» The data

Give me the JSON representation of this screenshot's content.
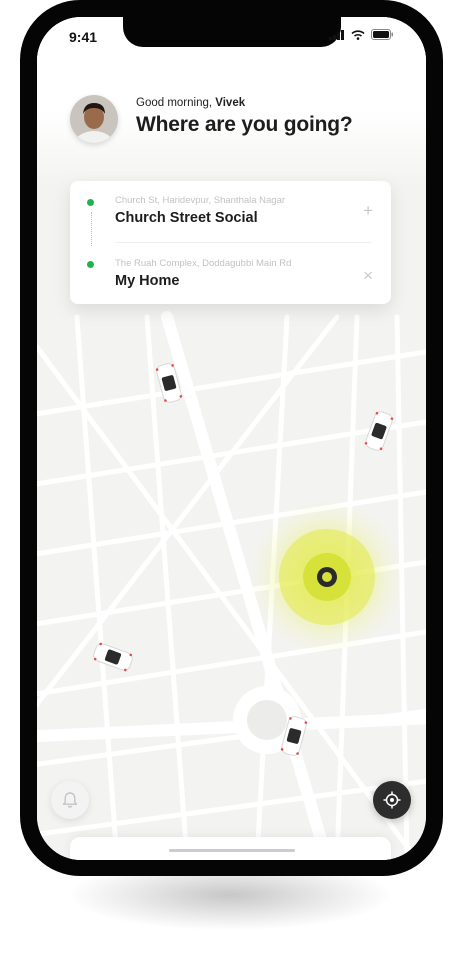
{
  "status_bar": {
    "time": "9:41"
  },
  "header": {
    "greeting_prefix": "Good morning, ",
    "user_name": "Vivek",
    "title": "Where are you going?"
  },
  "route": {
    "pickup": {
      "address": "Church St, Haridevpur, Shanthala Nagar",
      "name": "Church Street Social"
    },
    "dropoff": {
      "address": "The Ruah Complex, Doddagubbi Main Rd",
      "name": "My Home"
    }
  },
  "icons": {
    "add": "+",
    "remove": "×",
    "bell": "bell-icon",
    "locate": "crosshair-icon"
  },
  "colors": {
    "route_dot": "#22b24c",
    "location_pulse": "#d6e23a",
    "dark_button": "#2d2d2d"
  }
}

» Problem statement
Every entry must be reproduced exactly, with the images left out.

» Final answer
Give me the JSON representation of this screenshot's content.
{
  "status_bar": {
    "time": "9:41"
  },
  "header": {
    "greeting_prefix": "Good morning, ",
    "user_name": "Vivek",
    "title": "Where are you going?"
  },
  "route": {
    "pickup": {
      "address": "Church St, Haridevpur, Shanthala Nagar",
      "name": "Church Street Social"
    },
    "dropoff": {
      "address": "The Ruah Complex, Doddagubbi Main Rd",
      "name": "My Home"
    }
  },
  "icons": {
    "add": "+",
    "remove": "×",
    "bell": "bell-icon",
    "locate": "crosshair-icon"
  },
  "colors": {
    "route_dot": "#22b24c",
    "location_pulse": "#d6e23a",
    "dark_button": "#2d2d2d"
  }
}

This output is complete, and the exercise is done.